[Dataset items]
────────────────────

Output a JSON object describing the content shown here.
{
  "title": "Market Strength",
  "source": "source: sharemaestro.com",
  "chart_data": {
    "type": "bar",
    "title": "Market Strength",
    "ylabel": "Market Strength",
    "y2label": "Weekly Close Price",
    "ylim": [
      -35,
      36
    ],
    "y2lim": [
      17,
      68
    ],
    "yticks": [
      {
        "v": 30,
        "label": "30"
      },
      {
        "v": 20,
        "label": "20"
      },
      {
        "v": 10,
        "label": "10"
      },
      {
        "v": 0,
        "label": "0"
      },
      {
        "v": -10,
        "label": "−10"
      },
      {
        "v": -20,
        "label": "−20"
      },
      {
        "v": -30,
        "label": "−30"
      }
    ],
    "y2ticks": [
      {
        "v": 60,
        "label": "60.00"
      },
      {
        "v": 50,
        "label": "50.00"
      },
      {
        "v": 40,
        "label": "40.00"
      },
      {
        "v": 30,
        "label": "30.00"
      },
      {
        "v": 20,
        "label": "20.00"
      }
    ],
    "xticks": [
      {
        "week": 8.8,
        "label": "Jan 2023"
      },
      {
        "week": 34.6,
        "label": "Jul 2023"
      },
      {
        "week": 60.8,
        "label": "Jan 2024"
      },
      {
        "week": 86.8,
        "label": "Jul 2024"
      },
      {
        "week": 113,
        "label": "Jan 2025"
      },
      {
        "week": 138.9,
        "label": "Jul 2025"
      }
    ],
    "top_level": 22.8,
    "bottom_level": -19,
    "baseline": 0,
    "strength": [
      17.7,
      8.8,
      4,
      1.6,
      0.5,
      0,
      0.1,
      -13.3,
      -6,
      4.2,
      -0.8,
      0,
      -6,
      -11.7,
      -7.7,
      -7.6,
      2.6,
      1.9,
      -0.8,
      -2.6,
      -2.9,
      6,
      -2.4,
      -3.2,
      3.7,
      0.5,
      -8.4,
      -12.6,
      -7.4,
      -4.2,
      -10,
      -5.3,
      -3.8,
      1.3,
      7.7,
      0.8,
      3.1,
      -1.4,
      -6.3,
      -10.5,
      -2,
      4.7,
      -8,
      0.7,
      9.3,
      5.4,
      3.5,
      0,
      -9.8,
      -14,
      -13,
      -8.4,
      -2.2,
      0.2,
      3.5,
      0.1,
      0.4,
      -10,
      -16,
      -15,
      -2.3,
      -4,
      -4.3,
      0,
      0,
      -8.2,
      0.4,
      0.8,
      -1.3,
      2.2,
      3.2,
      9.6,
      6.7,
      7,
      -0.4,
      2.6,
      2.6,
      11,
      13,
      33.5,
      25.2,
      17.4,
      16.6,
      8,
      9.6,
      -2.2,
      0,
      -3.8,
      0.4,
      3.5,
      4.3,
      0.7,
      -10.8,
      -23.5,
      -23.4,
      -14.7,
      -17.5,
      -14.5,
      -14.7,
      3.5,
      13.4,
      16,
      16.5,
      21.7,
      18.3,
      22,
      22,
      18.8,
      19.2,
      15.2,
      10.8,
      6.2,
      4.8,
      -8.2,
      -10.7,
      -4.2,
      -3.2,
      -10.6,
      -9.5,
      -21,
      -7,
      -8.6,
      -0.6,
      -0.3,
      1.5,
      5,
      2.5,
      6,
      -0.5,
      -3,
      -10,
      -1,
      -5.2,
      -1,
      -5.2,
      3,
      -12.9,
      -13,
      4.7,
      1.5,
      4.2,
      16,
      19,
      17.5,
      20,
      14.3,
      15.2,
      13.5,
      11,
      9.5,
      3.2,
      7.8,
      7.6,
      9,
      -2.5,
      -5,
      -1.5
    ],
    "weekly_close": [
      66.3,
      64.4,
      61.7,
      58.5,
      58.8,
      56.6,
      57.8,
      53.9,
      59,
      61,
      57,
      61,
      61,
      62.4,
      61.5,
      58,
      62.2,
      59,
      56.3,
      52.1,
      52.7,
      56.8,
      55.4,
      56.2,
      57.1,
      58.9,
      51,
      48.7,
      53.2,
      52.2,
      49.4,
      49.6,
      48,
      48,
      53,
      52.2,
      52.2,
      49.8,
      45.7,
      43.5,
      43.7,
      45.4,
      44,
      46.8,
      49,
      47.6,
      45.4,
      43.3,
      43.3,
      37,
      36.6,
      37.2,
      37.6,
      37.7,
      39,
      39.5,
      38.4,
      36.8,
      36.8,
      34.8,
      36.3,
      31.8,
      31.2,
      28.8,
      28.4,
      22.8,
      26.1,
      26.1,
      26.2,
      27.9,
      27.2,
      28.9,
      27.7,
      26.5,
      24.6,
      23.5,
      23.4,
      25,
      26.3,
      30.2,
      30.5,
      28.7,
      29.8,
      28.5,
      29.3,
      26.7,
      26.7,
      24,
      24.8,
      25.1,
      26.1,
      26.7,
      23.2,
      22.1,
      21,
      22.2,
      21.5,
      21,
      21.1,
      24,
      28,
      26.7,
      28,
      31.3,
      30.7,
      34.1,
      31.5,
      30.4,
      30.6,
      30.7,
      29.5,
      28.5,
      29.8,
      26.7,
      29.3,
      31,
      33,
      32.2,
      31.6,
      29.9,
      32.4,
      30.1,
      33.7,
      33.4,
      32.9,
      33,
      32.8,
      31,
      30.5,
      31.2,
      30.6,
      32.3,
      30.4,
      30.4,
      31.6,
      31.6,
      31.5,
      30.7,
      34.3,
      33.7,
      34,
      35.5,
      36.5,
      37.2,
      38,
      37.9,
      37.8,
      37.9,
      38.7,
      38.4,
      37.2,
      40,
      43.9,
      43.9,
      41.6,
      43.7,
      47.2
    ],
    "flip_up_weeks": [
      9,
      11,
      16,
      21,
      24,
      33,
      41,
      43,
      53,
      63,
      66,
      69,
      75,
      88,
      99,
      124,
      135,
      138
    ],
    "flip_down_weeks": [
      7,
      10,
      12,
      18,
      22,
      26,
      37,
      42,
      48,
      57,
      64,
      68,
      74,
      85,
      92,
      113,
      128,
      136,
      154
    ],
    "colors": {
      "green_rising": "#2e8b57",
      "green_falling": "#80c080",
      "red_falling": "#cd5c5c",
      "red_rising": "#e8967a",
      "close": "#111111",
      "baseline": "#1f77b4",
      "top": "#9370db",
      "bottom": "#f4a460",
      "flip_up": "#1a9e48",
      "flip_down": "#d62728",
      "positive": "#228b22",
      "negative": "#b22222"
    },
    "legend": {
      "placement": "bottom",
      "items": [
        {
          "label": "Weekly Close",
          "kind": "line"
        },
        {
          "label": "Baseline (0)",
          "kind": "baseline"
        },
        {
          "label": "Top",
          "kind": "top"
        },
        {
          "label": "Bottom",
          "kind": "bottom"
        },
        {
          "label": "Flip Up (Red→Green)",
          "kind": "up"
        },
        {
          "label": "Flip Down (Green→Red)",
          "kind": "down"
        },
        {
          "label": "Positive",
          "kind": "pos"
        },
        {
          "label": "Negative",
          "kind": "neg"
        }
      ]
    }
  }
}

────────────────────

▶ [Your goal] State how many lines of the records above contain the word "kind", and give only that number.

▶ [Exercise solution] 8